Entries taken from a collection
◇ ◇ ◇ ◇
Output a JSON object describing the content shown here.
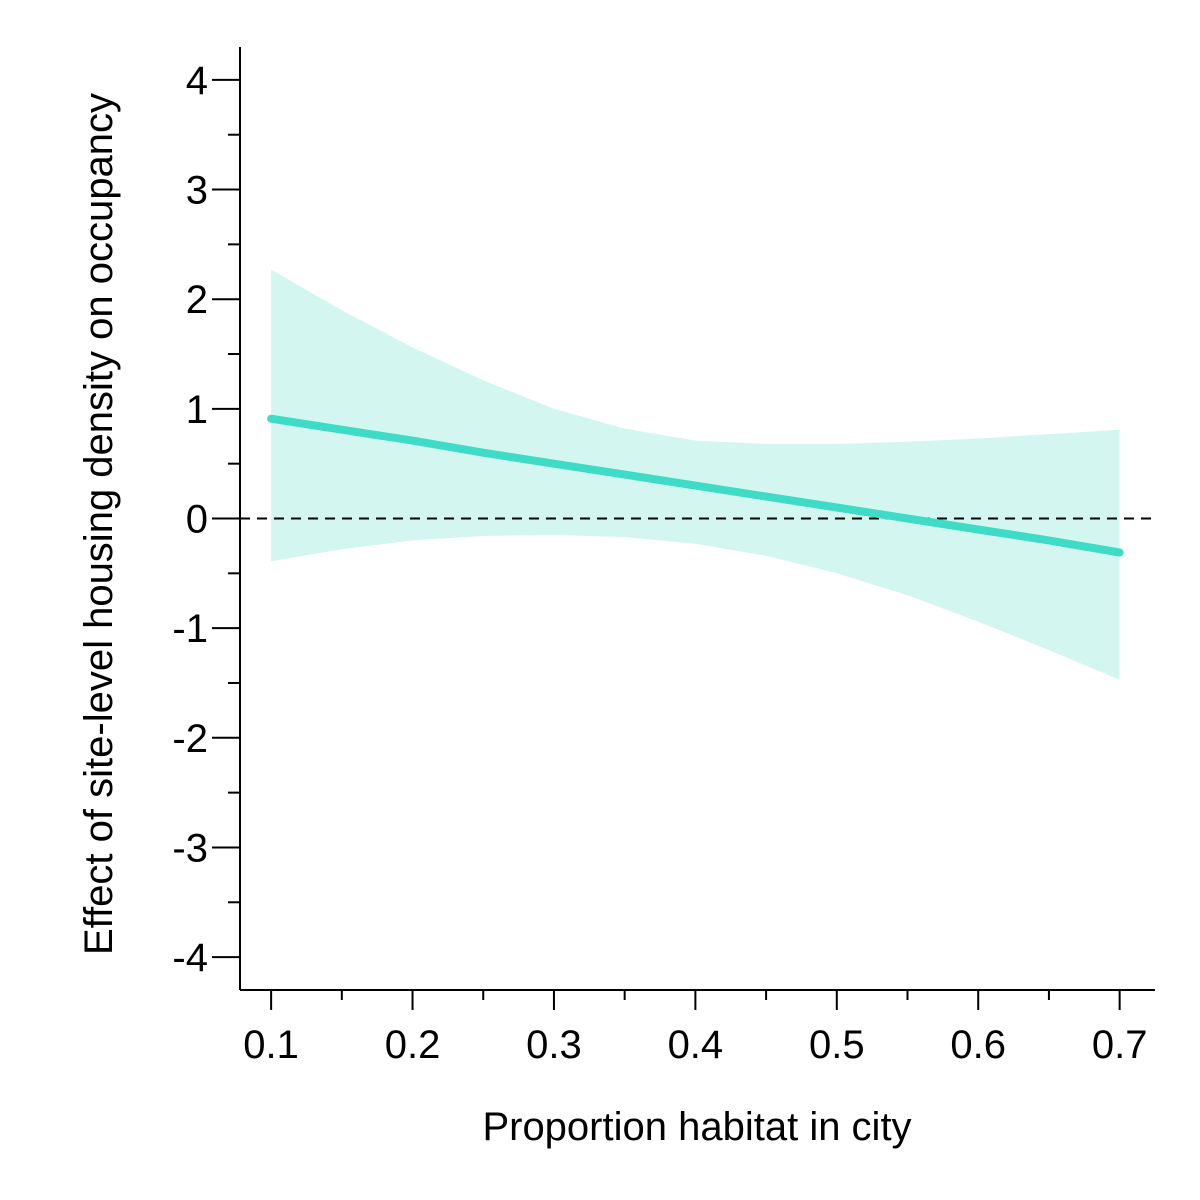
{
  "chart_data": {
    "type": "line",
    "title": "",
    "xlabel": "Proportion habitat in city",
    "ylabel": "Effect of site-level housing density on occupancy",
    "xlim": [
      0.078,
      0.725
    ],
    "ylim": [
      -4.3,
      4.3
    ],
    "x_ticks": [
      0.1,
      0.2,
      0.3,
      0.4,
      0.5,
      0.6,
      0.7
    ],
    "x_tick_labels": [
      "0.1",
      "0.2",
      "0.3",
      "0.4",
      "0.5",
      "0.6",
      "0.7"
    ],
    "x_minor_ticks": [
      0.15,
      0.25,
      0.35,
      0.45,
      0.55,
      0.65
    ],
    "y_ticks": [
      4,
      3,
      2,
      1,
      0,
      -1,
      -2,
      -3,
      -4
    ],
    "y_tick_labels": [
      "4",
      "3",
      "2",
      "1",
      "0",
      "-1",
      "-2",
      "-3",
      "-4"
    ],
    "y_minor_ticks": [
      3.5,
      2.5,
      1.5,
      0.5,
      -0.5,
      -1.5,
      -2.5,
      -3.5
    ],
    "grid": false,
    "reference_line": {
      "y": 0,
      "style": "dashed",
      "color": "#000000"
    },
    "series": [
      {
        "x": [
          0.1,
          0.15,
          0.2,
          0.25,
          0.3,
          0.35,
          0.4,
          0.45,
          0.5,
          0.55,
          0.6,
          0.65,
          0.7
        ],
        "values": [
          0.91,
          0.81,
          0.71,
          0.6,
          0.5,
          0.4,
          0.3,
          0.2,
          0.1,
          0.0,
          -0.1,
          -0.2,
          -0.31
        ],
        "lower": [
          -0.39,
          -0.28,
          -0.2,
          -0.16,
          -0.15,
          -0.17,
          -0.23,
          -0.34,
          -0.5,
          -0.7,
          -0.94,
          -1.2,
          -1.47
        ],
        "upper": [
          2.27,
          1.9,
          1.56,
          1.26,
          1.0,
          0.82,
          0.71,
          0.68,
          0.68,
          0.7,
          0.73,
          0.77,
          0.81
        ],
        "color": "#3edbc6",
        "band_color": "#d4f6f0"
      }
    ]
  }
}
◇ ◇ ◇ ◇
**Exercise description**
Repeat the records above exactly, leaving out the pictures.

**Solution to this problem**
Output a JSON object describing the content shown here.
{
  "chart_data": {
    "type": "line",
    "title": "",
    "xlabel": "Proportion habitat in city",
    "ylabel": "Effect of site-level housing density on occupancy",
    "xlim": [
      0.078,
      0.725
    ],
    "ylim": [
      -4.3,
      4.3
    ],
    "x_ticks": [
      0.1,
      0.2,
      0.3,
      0.4,
      0.5,
      0.6,
      0.7
    ],
    "x_tick_labels": [
      "0.1",
      "0.2",
      "0.3",
      "0.4",
      "0.5",
      "0.6",
      "0.7"
    ],
    "x_minor_ticks": [
      0.15,
      0.25,
      0.35,
      0.45,
      0.55,
      0.65
    ],
    "y_ticks": [
      4,
      3,
      2,
      1,
      0,
      -1,
      -2,
      -3,
      -4
    ],
    "y_tick_labels": [
      "4",
      "3",
      "2",
      "1",
      "0",
      "-1",
      "-2",
      "-3",
      "-4"
    ],
    "y_minor_ticks": [
      3.5,
      2.5,
      1.5,
      0.5,
      -0.5,
      -1.5,
      -2.5,
      -3.5
    ],
    "grid": false,
    "reference_line": {
      "y": 0,
      "style": "dashed",
      "color": "#000000"
    },
    "series": [
      {
        "x": [
          0.1,
          0.15,
          0.2,
          0.25,
          0.3,
          0.35,
          0.4,
          0.45,
          0.5,
          0.55,
          0.6,
          0.65,
          0.7
        ],
        "values": [
          0.91,
          0.81,
          0.71,
          0.6,
          0.5,
          0.4,
          0.3,
          0.2,
          0.1,
          0.0,
          -0.1,
          -0.2,
          -0.31
        ],
        "lower": [
          -0.39,
          -0.28,
          -0.2,
          -0.16,
          -0.15,
          -0.17,
          -0.23,
          -0.34,
          -0.5,
          -0.7,
          -0.94,
          -1.2,
          -1.47
        ],
        "upper": [
          2.27,
          1.9,
          1.56,
          1.26,
          1.0,
          0.82,
          0.71,
          0.68,
          0.68,
          0.7,
          0.73,
          0.77,
          0.81
        ],
        "color": "#3edbc6",
        "band_color": "#d4f6f0"
      }
    ]
  }
}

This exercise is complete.